→ **STORED DATA**:

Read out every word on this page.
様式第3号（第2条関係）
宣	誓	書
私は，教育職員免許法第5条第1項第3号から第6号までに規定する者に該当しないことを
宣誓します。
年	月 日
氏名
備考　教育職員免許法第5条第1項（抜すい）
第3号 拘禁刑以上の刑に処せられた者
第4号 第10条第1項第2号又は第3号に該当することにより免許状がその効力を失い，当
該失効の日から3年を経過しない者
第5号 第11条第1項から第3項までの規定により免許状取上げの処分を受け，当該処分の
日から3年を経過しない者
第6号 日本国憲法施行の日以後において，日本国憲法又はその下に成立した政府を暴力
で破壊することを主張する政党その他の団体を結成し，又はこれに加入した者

→ **TASK DETAILS**: Reproduce the listing above word for word.

→ **ANSWER FOR THE TASK**:
Read out every word on this page.
様式第3号（第2条関係）
宣	誓	書
私は，教育職員免許法第5条第1項第3号から第6号までに規定する者に該当しないことを
宣誓します。
年	月 日
氏名
備考　教育職員免許法第5条第1項（抜すい）
第3号 拘禁刑以上の刑に処せられた者
第4号 第10条第1項第2号又は第3号に該当することにより免許状がその効力を失い，当
該失効の日から3年を経過しない者
第5号 第11条第1項から第3項までの規定により免許状取上げの処分を受け，当該処分の
日から3年を経過しない者
第6号 日本国憲法施行の日以後において，日本国憲法又はその下に成立した政府を暴力
で破壊することを主張する政党その他の団体を結成し，又はこれに加入した者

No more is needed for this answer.